What you should do — Copy all lines that contain the word "main".

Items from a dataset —
· · · · · · ·

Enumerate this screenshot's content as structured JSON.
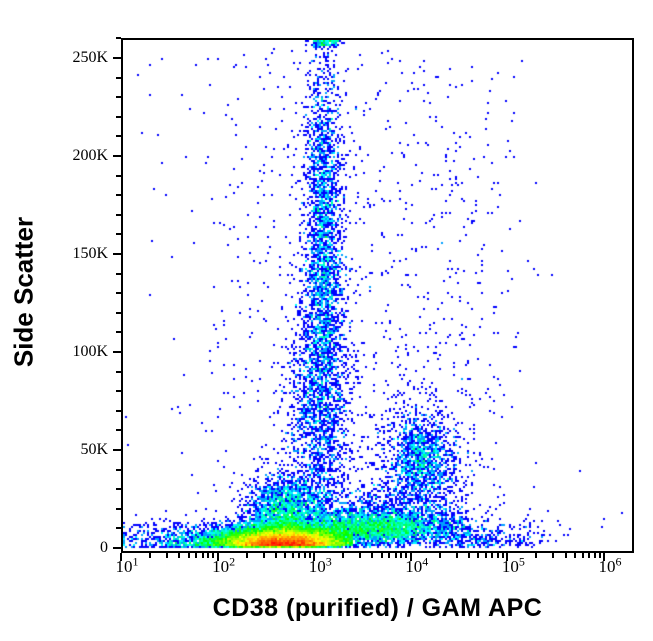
{
  "chart_data": {
    "type": "scatter",
    "flavor": "flow_cytometry_density_dot_plot",
    "title": "",
    "xlabel": "CD38 (purified) / GAM APC",
    "ylabel": "Side Scatter",
    "grid": false,
    "legend": "none",
    "x_axis": {
      "scale": "log10",
      "range_exponents": [
        1,
        6.29
      ],
      "tick_label_base": "10",
      "major_tick_exponents": [
        1,
        2,
        3,
        4,
        5,
        6
      ],
      "major_tick_labels": [
        "10^1",
        "10^2",
        "10^3",
        "10^4",
        "10^5",
        "10^6"
      ],
      "minor_tick_multiples": [
        2,
        3,
        4,
        5,
        6,
        7,
        8,
        9
      ]
    },
    "y_axis": {
      "scale": "linear",
      "range": [
        0,
        260000
      ],
      "major_ticks": [
        {
          "value_k": 0,
          "label": "0"
        },
        {
          "value_k": 50,
          "label": "50K"
        },
        {
          "value_k": 100,
          "label": "100K"
        },
        {
          "value_k": 150,
          "label": "150K"
        },
        {
          "value_k": 200,
          "label": "200K"
        },
        {
          "value_k": 250,
          "label": "250K"
        }
      ],
      "minor_tick_step_k": 10,
      "minor_tick_max_k": 260
    },
    "density_colormap": {
      "name": "jet-rainbow",
      "stops": [
        "#0000ff",
        "#00ffff",
        "#00ff00",
        "#ffff00",
        "#ff0000"
      ],
      "scaling": "log"
    },
    "axis_color": "#000000",
    "background_color": "#ffffff",
    "dot_size_px": 2,
    "populations": [
      {
        "name": "main-core-low-ssc",
        "count": 15000,
        "lx": {
          "dist": "normal",
          "mean": 2.7,
          "sd": 0.32,
          "clip": [
            1.0,
            3.4
          ]
        },
        "y": {
          "dist": "halfnormal",
          "offset": 0.8,
          "sd": 4.5,
          "clip": [
            0,
            30
          ]
        }
      },
      {
        "name": "main-shoulder",
        "count": 2600,
        "lx": {
          "dist": "normal",
          "mean": 2.72,
          "sd": 0.2,
          "clip": [
            1.3,
            3.35
          ]
        },
        "y": {
          "dist": "normal",
          "mean": 16,
          "sd": 10,
          "clip": [
            0,
            55
          ]
        }
      },
      {
        "name": "left-tail",
        "count": 1100,
        "lx": {
          "dist": "normal",
          "mean": 2.15,
          "sd": 0.38,
          "clip": [
            1.0,
            2.65
          ]
        },
        "y": {
          "dist": "halfnormal",
          "offset": 0.5,
          "sd": 4.5,
          "clip": [
            0,
            25
          ]
        }
      },
      {
        "name": "right-band",
        "count": 3000,
        "lx": {
          "dist": "normal",
          "mean": 3.6,
          "sd": 0.45,
          "clip": [
            3.0,
            4.62
          ]
        },
        "y": {
          "dist": "normal",
          "mean": 10,
          "sd": 4.5,
          "clip": [
            0.5,
            26
          ]
        }
      },
      {
        "name": "band-blue-fringe",
        "count": 900,
        "lx": {
          "dist": "normal",
          "mean": 3.72,
          "sd": 0.45,
          "clip": [
            3.0,
            4.6
          ]
        },
        "y": {
          "dist": "normal",
          "mean": 17,
          "sd": 8,
          "clip": [
            0,
            45
          ]
        }
      },
      {
        "name": "plume-upper",
        "count": 2400,
        "lx": {
          "dist": "normal",
          "mean": 3.1,
          "sd": 0.1,
          "clip": [
            2.65,
            3.55
          ]
        },
        "y": {
          "dist": "normal",
          "mean": 160,
          "sd": 48,
          "clip": [
            35,
            259.5
          ]
        }
      },
      {
        "name": "plume-lower",
        "count": 1500,
        "lx": {
          "dist": "normal",
          "mean": 3.05,
          "sd": 0.17,
          "clip": [
            2.55,
            3.65
          ]
        },
        "y": {
          "dist": "normal",
          "mean": 70,
          "sd": 38,
          "clip": [
            22,
            150
          ]
        }
      },
      {
        "name": "plume-top-peg",
        "count": 140,
        "lx": {
          "dist": "normal",
          "mean": 3.12,
          "sd": 0.08,
          "clip": [
            2.85,
            3.45
          ]
        },
        "y": {
          "dist": "uniform",
          "min": 256,
          "max": 259.5
        }
      },
      {
        "name": "cd38-bright-cluster",
        "count": 1050,
        "lx": {
          "dist": "normal",
          "mean": 4.12,
          "sd": 0.16,
          "clip": [
            3.6,
            4.75
          ]
        },
        "y": {
          "dist": "normal",
          "mean": 45,
          "sd": 11,
          "clip": [
            20,
            95
          ]
        }
      },
      {
        "name": "cluster-halo",
        "count": 420,
        "lx": {
          "dist": "normal",
          "mean": 4.08,
          "sd": 0.3,
          "clip": [
            3.4,
            4.95
          ]
        },
        "y": {
          "dist": "normal",
          "mean": 42,
          "sd": 22,
          "clip": [
            15,
            130
          ]
        }
      },
      {
        "name": "bg-bottom-left",
        "count": 420,
        "lx": {
          "dist": "uniform",
          "min": 1.0,
          "max": 2.35
        },
        "y": {
          "dist": "halfnormal",
          "offset": 0.3,
          "sd": 6,
          "clip": [
            0,
            40
          ]
        }
      },
      {
        "name": "bg-bottom-right",
        "count": 330,
        "lx": {
          "dist": "normal",
          "mean": 4.7,
          "sd": 0.4,
          "clip": [
            4.35,
            6.25
          ]
        },
        "y": {
          "dist": "halfnormal",
          "offset": 0.5,
          "sd": 8,
          "clip": [
            0,
            40
          ]
        }
      },
      {
        "name": "bg-wide",
        "count": 650,
        "lx": {
          "dist": "normal",
          "mean": 3.15,
          "sd": 0.8,
          "clip": [
            1.0,
            6.25
          ]
        },
        "y": {
          "dist": "uniform",
          "min": 0,
          "max": 255
        }
      },
      {
        "name": "bg-right-mid",
        "count": 230,
        "lx": {
          "dist": "normal",
          "mean": 4.5,
          "sd": 0.35,
          "clip": [
            3.65,
            5.6
          ]
        },
        "y": {
          "dist": "normal",
          "mean": 140,
          "sd": 65,
          "clip": [
            30,
            250
          ]
        }
      }
    ]
  }
}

· · · · · · ·

Written response —
        "name": "main-core-low-ssc",
        "name": "main-shoulder",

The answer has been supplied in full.